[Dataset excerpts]
-- start --
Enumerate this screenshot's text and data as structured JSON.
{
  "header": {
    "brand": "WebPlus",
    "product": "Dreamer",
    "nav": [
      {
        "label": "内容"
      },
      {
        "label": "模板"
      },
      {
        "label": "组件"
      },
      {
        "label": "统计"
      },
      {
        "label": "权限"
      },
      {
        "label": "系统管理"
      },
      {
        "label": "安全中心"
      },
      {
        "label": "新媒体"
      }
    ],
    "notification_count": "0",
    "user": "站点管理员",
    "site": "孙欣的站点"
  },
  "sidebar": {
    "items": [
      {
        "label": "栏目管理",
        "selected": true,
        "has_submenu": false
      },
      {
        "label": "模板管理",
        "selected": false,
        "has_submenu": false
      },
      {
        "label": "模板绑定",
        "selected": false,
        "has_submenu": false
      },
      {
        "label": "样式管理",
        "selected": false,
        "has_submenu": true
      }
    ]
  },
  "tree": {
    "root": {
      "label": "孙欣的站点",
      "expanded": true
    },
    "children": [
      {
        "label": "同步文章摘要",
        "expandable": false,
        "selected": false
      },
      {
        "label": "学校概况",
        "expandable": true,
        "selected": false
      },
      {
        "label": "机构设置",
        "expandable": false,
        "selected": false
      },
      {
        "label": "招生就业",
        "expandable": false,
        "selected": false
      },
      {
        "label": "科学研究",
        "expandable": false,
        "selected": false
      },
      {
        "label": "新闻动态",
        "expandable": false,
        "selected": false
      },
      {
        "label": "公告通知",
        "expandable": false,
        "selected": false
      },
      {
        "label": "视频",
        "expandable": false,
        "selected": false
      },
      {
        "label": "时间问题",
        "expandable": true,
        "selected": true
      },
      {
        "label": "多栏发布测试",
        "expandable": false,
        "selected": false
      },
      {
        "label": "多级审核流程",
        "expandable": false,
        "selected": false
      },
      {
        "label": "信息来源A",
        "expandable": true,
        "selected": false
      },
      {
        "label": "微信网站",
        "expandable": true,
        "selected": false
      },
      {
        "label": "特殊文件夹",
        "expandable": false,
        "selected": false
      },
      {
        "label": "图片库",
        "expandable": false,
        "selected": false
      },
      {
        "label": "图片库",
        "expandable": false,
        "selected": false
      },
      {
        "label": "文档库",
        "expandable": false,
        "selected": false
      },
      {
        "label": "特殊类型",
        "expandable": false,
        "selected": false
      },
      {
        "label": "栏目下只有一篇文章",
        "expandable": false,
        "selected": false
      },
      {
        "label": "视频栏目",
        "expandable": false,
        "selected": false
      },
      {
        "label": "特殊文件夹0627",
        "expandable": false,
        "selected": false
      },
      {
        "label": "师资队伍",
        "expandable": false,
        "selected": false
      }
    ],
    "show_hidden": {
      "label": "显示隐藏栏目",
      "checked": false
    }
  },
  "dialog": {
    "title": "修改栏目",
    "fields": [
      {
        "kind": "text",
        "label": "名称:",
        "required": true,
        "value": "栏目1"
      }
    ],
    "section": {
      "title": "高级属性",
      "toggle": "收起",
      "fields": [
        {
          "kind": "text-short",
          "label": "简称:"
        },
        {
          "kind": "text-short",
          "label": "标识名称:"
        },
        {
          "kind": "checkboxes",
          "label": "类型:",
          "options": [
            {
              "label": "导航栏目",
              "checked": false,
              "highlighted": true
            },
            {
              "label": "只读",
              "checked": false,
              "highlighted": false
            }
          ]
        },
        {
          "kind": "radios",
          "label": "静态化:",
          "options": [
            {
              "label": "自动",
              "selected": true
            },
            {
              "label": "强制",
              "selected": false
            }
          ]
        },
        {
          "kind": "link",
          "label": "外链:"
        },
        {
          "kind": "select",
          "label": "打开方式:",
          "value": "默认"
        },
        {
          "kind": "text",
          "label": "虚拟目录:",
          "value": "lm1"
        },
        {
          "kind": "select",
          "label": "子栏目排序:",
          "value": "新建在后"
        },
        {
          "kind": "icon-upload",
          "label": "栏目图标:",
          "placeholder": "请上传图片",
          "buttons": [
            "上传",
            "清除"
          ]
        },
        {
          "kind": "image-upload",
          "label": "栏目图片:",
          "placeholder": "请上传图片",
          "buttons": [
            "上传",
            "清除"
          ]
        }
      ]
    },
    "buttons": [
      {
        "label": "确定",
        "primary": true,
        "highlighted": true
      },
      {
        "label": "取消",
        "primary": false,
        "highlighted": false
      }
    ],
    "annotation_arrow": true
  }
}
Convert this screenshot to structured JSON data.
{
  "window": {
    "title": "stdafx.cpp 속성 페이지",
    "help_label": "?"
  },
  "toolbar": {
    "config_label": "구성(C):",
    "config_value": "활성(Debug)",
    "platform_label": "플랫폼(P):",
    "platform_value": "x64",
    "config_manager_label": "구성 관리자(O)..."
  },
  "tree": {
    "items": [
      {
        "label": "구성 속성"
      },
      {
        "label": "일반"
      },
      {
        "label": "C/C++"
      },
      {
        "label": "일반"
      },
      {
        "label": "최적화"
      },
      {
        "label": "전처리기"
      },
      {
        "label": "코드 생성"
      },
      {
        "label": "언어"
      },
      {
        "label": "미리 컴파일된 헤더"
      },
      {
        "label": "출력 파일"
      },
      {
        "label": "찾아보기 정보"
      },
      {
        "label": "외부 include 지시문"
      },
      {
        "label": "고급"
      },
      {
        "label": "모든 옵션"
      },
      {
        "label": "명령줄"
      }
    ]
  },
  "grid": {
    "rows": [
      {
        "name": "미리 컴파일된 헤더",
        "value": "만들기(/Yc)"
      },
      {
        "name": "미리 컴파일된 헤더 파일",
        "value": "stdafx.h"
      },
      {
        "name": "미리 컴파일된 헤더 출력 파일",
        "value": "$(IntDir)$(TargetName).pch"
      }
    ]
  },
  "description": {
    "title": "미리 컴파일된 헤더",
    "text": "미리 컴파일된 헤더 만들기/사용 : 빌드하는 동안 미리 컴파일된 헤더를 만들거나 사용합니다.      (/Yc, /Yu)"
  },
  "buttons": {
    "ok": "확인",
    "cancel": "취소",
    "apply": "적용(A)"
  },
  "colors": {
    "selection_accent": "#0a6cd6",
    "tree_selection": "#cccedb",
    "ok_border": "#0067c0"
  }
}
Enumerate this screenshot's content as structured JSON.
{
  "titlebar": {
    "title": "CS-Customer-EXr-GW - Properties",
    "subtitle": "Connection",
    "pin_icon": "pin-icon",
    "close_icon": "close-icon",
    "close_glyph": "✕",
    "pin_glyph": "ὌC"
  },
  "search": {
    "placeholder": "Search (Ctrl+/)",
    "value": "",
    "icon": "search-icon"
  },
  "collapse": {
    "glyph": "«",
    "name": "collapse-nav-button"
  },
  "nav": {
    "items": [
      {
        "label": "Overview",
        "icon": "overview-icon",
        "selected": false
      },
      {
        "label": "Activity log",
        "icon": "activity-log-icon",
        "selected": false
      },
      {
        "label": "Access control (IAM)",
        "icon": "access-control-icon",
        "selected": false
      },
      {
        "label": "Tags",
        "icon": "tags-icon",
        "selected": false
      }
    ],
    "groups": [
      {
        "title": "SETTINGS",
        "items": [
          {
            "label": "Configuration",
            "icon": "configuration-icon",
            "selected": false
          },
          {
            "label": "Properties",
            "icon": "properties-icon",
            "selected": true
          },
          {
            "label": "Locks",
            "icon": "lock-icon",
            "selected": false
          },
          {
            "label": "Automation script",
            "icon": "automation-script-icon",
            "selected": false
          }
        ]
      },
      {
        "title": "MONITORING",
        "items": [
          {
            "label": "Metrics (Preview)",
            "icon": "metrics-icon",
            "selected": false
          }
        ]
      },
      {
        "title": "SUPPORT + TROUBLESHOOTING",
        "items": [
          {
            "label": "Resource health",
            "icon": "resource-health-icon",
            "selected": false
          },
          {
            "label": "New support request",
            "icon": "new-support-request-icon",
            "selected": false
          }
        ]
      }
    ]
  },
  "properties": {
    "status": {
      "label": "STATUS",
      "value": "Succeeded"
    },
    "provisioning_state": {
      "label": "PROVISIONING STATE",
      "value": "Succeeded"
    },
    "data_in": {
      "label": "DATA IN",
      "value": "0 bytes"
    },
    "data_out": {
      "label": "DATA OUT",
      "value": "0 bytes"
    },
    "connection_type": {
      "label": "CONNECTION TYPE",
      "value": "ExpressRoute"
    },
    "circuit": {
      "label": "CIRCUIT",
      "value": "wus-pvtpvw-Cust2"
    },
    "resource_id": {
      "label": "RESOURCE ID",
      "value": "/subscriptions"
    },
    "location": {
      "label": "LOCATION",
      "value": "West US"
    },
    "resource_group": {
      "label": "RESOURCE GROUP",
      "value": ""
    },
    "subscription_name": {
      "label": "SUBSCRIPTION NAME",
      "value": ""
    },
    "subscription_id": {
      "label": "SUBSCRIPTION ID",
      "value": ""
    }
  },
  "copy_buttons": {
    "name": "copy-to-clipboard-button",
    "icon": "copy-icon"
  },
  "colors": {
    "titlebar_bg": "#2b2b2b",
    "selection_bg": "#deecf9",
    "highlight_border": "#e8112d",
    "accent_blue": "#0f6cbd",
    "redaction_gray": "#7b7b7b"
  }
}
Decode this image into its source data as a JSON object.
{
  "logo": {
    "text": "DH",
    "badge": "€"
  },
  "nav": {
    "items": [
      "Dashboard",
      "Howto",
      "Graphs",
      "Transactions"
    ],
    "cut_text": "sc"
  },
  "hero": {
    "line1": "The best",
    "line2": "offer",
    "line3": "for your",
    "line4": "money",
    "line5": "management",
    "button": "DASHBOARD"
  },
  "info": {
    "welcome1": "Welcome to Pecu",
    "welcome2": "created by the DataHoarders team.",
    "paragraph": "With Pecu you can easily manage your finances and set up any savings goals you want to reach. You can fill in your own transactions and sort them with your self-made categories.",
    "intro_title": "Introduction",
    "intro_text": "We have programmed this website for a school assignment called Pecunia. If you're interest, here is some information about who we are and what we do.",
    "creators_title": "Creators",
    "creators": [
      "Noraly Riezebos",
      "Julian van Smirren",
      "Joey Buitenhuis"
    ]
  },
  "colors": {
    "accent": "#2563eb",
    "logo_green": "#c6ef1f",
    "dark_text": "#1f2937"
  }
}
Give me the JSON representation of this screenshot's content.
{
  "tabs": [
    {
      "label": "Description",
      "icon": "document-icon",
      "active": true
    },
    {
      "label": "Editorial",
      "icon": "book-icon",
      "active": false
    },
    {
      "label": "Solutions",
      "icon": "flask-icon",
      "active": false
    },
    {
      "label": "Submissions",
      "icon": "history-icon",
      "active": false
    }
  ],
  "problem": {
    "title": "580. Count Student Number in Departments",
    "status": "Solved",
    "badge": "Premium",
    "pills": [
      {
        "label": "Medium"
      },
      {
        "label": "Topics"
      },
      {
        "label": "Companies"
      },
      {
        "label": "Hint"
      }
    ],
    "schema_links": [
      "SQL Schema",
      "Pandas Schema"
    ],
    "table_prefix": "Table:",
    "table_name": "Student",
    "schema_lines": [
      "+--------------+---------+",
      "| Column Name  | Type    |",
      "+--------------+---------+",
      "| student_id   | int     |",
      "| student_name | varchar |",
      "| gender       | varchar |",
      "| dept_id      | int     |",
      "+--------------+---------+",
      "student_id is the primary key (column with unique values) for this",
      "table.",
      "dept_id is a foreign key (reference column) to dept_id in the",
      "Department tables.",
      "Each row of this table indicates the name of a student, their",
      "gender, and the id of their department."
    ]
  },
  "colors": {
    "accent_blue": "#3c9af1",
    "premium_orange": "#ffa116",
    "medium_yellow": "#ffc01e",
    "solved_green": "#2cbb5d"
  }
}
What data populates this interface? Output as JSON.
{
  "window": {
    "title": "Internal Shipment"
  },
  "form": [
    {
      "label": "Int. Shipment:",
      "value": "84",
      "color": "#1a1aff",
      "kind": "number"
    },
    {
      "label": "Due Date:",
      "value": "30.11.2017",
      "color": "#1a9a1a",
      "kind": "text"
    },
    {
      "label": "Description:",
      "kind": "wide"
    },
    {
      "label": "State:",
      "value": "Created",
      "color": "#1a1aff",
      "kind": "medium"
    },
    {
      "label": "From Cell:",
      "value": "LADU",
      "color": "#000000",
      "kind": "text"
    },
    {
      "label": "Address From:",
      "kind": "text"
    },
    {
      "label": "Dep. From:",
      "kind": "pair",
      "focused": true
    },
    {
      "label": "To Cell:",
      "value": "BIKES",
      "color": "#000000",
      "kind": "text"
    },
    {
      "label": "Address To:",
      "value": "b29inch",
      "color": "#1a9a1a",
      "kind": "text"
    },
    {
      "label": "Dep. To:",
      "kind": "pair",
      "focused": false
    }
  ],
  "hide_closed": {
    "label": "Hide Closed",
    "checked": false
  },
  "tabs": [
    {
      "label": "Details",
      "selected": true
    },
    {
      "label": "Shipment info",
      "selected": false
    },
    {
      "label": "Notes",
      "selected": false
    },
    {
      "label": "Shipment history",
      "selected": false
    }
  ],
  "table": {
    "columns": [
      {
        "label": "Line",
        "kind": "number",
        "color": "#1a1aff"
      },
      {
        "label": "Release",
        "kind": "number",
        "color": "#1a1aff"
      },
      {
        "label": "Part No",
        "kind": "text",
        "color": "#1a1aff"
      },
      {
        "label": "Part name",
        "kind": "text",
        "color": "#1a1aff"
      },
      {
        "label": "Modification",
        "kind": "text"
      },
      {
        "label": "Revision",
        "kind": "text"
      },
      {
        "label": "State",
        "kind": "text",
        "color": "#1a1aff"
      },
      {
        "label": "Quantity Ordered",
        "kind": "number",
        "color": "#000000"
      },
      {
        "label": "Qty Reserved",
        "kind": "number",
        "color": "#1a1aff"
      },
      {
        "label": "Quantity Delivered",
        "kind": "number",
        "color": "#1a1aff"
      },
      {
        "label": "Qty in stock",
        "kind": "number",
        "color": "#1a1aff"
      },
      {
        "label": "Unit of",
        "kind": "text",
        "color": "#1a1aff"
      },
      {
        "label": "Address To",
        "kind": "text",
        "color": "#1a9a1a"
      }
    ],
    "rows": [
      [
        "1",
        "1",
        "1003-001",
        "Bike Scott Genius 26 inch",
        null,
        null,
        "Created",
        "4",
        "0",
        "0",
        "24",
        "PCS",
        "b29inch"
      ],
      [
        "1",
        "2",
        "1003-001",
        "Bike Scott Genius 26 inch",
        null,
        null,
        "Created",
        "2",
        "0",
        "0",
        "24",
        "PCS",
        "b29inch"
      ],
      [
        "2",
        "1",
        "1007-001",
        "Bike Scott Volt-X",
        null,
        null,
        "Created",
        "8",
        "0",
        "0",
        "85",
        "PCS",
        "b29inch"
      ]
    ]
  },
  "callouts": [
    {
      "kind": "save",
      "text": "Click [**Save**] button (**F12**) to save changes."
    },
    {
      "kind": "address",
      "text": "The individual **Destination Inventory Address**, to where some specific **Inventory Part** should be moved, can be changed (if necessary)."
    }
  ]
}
-- end --
EXERCISE INSTRUCTIONS. List every line above that contains the word "structured".

WRITTEN SOLUTION.
Enumerate this screenshot's text and data as structured JSON.
Convert this screenshot to structured JSON data.
Enumerate this screenshot's content as structured JSON.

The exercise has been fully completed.